RAW RECORDS:
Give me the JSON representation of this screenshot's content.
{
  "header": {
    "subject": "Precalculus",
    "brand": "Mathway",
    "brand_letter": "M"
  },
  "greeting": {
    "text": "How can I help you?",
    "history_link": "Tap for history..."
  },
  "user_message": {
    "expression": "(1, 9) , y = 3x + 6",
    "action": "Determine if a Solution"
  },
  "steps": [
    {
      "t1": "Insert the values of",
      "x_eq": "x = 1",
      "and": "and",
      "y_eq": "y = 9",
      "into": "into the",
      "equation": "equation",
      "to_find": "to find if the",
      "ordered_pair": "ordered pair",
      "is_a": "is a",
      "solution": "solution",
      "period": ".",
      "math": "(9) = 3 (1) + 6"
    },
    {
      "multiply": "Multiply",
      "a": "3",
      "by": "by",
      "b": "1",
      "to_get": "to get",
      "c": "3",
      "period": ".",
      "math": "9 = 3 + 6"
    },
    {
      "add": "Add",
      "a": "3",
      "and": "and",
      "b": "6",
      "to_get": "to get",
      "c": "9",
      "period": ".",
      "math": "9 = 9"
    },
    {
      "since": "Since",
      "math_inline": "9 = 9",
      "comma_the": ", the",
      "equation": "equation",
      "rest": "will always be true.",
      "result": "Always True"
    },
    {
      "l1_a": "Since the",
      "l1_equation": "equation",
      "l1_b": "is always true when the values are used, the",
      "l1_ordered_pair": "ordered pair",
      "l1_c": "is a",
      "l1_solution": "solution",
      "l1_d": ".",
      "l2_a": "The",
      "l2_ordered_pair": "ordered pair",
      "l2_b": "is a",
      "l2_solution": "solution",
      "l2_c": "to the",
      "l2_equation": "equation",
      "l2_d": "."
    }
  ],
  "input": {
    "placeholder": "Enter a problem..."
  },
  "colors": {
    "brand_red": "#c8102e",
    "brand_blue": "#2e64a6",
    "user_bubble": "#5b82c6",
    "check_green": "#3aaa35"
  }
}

JOB:
Look over the records above and copy each line that includes the string "ordered".

IN RESPONSE:
      "ordered_pair": "ordered pair",
      "l1_ordered_pair": "ordered pair",
      "l2_ordered_pair": "ordered pair",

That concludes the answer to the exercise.